GOAL:
Please explain, based on the text on Musoni, why the group was given the name Akagera-Rhein.

TEXT SEGMENT:
::::::
Musoni, a father of two, met his ex-wife in Germany while he was still a student there. They got married in 1997. He became FDLR vice president in 2004. Before then, he was the militia group’s spokesperson in Europe.
Due to his arrest over association with the genocidal militia, he admitted, their marriage hit a rough patch and the couple split up. But he was happy that his children, and relatives in Rwanda, were never barred from regularly telephoning or visiting him in Mutobo.
Enter Akagera-Rhein
Musoni said: "I met Murwanashyaka during the phase of Akagera-Rhein. Nearly all Rwandans were members of Akagera-Rhein. We thought of the Akagera and Rhein Rivers as rivers that should be joined and then we called it association de l’amitié Allemagne-Rwandaise.”
Musoni claimed that Akagera-Rhein was all about advocacy and raising public awareness about the difficulties people in Rwanda faced at the time. But, just like RDR and other groups formed by members of the ousted genocidal regime, Akagera-Rhein also had a weird hidden agenda.
"What we watched on TV was Interahamwe killing the Tutsi. We also observed that the Hutu were fleeing in large numbers. The fleeing and the killings are what we wanted to make known. We also wanted [to raise awareness about] the problem of the war and its origins and how people could help Rwanda to end the conflict between the Hutu and the Tutsi.
::::::
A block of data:
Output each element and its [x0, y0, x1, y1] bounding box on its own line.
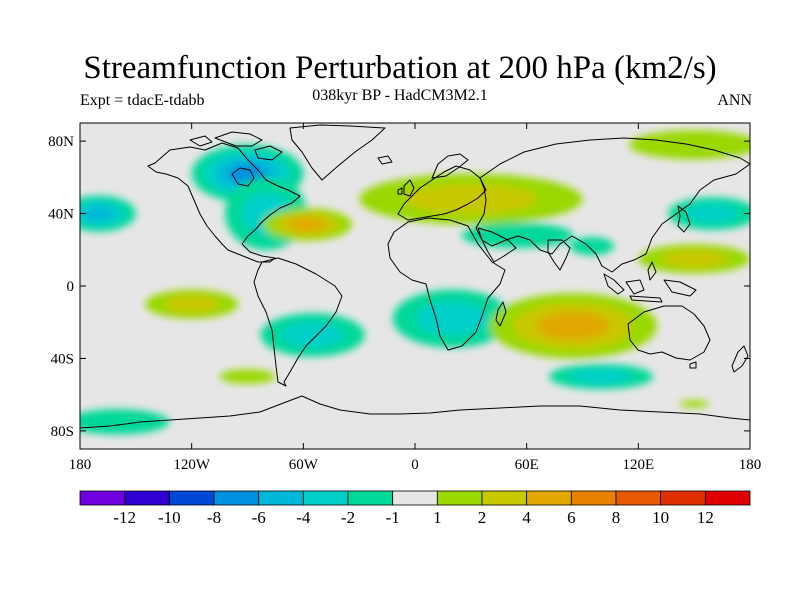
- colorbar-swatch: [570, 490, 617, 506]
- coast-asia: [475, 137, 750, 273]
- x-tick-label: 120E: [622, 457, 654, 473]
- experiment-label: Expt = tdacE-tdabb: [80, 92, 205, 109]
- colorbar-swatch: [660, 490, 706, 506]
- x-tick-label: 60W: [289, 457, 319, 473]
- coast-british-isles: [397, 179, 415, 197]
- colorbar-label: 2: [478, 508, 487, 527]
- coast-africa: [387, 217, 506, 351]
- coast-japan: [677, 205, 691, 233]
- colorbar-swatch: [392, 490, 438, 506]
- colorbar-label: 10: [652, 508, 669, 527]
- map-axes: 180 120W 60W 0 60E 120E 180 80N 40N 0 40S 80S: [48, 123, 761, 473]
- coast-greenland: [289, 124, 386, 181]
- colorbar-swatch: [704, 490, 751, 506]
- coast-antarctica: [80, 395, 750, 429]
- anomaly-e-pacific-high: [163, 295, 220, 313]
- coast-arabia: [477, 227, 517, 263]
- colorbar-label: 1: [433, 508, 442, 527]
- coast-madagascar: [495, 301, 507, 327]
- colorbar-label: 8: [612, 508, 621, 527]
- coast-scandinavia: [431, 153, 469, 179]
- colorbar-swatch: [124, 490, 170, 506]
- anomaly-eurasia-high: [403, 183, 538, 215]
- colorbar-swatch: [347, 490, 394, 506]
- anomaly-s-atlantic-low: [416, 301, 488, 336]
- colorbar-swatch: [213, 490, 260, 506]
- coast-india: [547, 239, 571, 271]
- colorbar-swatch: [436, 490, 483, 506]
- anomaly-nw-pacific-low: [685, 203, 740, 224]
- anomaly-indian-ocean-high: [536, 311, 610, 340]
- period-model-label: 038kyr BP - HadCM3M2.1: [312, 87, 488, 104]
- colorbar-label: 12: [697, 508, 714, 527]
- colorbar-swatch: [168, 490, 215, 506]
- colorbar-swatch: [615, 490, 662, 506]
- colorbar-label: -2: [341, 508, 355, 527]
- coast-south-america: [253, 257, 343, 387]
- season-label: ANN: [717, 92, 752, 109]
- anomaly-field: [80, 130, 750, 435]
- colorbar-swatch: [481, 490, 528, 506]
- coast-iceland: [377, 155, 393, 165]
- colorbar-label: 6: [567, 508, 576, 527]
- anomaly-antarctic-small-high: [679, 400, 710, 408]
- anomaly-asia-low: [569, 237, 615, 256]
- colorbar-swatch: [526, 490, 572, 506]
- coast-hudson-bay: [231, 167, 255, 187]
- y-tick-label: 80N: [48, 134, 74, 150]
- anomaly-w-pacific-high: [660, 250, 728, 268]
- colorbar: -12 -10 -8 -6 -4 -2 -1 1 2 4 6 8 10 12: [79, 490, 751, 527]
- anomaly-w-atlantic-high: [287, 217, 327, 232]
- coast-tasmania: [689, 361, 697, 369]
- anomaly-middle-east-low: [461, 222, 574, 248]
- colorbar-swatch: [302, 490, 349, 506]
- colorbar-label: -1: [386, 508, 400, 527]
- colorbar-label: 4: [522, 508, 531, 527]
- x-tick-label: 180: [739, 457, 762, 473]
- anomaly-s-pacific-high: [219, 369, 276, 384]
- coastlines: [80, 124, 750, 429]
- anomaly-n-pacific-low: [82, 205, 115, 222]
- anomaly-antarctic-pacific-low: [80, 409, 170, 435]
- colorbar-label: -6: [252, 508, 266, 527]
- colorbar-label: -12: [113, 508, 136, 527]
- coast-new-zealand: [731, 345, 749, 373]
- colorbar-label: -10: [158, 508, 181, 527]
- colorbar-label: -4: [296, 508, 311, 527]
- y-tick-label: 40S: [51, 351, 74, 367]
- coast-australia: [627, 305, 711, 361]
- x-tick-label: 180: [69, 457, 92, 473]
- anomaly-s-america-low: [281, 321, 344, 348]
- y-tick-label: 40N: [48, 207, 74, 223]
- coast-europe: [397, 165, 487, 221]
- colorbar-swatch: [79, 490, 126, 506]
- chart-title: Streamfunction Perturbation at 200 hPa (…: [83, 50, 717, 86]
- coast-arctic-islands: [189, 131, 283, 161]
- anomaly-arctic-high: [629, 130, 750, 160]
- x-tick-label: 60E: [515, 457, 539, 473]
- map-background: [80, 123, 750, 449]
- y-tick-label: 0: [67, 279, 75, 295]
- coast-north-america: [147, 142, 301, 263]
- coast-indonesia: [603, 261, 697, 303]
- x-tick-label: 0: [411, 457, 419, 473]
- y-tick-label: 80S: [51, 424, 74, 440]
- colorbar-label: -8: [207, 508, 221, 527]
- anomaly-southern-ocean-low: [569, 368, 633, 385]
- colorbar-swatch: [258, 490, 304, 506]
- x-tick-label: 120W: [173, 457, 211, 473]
::::::
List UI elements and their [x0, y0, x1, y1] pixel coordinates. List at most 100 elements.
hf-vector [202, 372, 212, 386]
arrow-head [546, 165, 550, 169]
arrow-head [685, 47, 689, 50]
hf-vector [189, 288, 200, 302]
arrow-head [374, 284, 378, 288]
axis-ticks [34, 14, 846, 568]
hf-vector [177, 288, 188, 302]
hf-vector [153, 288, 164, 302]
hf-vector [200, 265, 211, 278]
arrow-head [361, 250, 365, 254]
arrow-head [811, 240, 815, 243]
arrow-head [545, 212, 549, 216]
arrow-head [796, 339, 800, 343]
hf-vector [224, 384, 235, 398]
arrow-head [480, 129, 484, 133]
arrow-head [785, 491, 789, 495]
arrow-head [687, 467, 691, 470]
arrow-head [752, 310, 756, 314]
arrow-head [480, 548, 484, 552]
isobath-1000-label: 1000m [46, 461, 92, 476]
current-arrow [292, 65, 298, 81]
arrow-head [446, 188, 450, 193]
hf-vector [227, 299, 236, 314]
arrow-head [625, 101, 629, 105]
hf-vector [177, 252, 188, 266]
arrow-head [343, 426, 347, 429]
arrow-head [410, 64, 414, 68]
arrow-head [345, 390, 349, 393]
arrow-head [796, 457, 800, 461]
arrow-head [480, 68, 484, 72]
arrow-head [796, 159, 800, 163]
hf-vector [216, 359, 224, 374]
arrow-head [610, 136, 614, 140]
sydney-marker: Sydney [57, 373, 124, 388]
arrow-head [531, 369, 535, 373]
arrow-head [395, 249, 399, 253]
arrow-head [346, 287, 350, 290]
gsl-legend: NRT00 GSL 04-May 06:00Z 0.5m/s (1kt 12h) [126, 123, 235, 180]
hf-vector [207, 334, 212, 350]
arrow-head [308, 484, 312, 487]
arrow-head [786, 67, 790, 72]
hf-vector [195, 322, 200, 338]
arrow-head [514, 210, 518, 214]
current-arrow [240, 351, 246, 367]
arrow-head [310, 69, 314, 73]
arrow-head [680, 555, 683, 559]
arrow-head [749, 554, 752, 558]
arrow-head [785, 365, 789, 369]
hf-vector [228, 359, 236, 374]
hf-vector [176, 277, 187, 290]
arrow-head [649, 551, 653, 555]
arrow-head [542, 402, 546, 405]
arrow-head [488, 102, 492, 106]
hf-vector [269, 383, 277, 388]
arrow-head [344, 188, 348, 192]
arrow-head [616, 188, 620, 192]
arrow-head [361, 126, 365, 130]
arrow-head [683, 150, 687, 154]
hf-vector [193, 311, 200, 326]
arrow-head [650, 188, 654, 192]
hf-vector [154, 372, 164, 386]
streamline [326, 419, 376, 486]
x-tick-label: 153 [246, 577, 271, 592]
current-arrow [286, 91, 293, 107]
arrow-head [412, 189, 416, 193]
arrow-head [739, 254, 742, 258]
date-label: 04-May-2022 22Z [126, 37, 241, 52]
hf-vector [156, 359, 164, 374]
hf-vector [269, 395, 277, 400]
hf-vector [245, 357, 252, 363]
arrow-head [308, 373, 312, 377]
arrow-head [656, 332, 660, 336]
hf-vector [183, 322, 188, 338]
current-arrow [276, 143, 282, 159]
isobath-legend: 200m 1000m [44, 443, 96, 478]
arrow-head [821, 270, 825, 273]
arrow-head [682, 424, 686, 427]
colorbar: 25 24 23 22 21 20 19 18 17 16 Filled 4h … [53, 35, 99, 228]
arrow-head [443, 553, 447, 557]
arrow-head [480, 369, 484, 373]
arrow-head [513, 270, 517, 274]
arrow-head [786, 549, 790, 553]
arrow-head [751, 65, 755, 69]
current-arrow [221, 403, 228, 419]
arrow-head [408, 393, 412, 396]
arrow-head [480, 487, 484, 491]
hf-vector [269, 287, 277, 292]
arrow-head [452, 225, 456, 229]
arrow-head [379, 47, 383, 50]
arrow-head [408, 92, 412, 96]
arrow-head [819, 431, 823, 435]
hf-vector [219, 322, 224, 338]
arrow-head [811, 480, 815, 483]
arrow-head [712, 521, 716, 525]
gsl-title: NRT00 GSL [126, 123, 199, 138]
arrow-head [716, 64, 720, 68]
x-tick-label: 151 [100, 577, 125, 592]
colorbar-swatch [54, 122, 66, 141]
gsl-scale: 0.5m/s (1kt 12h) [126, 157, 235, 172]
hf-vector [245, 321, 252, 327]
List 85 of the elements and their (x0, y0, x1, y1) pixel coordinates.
::::::
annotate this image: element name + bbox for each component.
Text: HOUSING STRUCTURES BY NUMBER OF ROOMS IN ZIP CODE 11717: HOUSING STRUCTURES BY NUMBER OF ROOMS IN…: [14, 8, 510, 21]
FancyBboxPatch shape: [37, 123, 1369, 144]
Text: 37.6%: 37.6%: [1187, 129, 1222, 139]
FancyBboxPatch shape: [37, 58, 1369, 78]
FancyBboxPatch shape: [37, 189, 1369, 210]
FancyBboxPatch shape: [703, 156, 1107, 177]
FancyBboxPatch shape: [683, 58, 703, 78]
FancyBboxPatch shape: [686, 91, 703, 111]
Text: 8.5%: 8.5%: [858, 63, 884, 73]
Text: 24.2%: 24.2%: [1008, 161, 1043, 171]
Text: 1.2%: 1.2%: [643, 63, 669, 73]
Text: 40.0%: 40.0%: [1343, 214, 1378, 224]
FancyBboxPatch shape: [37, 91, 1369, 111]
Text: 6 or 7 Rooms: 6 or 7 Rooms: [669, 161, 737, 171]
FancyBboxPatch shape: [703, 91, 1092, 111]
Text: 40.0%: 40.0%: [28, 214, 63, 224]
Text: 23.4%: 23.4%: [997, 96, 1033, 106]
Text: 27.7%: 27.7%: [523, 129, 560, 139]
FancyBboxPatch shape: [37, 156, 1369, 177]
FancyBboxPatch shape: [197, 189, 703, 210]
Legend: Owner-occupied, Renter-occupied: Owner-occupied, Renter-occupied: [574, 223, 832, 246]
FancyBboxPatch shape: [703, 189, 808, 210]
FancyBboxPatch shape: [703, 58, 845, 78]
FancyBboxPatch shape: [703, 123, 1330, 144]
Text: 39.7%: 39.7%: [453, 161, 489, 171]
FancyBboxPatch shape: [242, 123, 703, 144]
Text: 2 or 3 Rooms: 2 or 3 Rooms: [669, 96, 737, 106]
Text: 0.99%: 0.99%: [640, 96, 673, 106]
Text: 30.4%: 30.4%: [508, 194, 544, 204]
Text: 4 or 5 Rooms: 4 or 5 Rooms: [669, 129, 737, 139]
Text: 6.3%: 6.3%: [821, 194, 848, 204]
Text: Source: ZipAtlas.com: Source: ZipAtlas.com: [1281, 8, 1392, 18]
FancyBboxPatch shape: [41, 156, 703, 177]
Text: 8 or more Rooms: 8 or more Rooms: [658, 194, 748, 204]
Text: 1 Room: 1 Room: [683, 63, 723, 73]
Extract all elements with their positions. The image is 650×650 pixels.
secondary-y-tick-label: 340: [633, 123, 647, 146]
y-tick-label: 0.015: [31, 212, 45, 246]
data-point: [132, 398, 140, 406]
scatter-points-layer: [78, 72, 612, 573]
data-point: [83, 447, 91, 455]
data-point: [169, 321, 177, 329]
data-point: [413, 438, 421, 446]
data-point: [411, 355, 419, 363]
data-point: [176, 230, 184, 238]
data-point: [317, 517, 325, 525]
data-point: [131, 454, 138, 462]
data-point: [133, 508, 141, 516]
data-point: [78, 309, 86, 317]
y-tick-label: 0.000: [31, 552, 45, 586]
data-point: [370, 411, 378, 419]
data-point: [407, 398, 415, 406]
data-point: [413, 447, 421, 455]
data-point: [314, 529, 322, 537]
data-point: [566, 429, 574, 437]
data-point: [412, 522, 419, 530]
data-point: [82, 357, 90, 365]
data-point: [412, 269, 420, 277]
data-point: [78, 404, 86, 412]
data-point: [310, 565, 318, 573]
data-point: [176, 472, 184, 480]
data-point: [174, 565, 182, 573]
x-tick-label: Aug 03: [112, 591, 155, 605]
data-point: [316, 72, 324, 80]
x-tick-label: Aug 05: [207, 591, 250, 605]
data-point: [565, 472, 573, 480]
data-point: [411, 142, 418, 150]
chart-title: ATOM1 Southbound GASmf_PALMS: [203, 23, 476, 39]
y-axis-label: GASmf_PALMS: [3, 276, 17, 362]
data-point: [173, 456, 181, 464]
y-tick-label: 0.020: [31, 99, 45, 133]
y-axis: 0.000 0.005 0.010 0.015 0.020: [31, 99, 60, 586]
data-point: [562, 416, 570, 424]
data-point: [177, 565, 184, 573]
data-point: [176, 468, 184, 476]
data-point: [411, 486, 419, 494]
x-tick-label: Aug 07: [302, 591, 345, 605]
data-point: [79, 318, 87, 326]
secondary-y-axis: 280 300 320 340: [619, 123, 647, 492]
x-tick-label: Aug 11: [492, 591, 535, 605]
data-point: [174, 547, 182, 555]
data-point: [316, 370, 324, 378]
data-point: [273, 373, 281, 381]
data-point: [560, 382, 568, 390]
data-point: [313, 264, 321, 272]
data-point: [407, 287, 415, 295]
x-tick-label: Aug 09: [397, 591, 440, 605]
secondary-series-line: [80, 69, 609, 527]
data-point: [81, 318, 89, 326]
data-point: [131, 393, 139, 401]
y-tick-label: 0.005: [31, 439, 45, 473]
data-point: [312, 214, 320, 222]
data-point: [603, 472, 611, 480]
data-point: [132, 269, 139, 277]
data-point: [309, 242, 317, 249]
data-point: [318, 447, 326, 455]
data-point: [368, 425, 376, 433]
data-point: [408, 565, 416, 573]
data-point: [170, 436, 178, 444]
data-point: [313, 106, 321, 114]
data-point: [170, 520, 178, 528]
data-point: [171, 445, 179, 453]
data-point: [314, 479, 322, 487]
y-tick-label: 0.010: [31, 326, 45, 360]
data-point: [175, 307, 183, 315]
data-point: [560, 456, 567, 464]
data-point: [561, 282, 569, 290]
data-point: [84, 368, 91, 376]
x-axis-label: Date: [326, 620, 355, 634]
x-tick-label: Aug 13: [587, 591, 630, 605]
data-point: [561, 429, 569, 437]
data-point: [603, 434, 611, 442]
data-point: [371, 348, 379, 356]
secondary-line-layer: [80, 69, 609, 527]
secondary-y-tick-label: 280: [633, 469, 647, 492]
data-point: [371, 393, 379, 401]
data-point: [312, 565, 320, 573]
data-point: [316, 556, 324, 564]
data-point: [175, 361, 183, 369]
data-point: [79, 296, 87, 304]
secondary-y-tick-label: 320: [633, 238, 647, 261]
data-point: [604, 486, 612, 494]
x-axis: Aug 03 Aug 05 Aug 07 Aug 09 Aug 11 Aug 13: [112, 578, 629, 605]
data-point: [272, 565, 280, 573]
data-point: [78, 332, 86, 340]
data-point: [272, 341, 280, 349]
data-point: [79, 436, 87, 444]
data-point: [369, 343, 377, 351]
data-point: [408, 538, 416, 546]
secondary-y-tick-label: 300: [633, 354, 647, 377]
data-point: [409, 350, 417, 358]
::::::
FINAL RESULT:
Its members thought of the Akagera and Rhein Rivers as rivers that should be joined, so the name puts the two rivers together.